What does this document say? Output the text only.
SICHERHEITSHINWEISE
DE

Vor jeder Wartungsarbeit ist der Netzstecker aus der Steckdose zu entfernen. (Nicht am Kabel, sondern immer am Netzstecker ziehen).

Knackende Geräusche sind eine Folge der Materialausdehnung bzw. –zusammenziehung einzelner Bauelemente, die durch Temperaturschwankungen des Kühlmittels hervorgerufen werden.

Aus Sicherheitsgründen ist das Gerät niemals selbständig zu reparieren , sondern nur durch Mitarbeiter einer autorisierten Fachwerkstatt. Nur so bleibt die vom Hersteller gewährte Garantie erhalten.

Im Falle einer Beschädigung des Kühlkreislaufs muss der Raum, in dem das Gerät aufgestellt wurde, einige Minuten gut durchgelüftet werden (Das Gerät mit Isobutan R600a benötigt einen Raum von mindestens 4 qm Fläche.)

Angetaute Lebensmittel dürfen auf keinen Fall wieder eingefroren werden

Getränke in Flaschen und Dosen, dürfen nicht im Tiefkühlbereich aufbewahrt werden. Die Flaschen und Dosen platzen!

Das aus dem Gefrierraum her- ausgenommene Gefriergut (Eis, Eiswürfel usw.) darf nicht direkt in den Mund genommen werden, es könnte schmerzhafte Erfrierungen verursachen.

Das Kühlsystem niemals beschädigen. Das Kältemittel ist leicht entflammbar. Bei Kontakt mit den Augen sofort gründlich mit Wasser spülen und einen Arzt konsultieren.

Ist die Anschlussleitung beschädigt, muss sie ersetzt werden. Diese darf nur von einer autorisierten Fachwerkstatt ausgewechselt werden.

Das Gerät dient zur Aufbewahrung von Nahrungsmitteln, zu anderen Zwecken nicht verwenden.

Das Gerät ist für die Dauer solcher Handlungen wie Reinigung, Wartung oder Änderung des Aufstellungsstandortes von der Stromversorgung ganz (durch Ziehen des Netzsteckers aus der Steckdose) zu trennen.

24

• • • • •

— Work task —
Across all the entries, count the lines that contain the word "darf" and give the number by itself.

— Exercise result —
2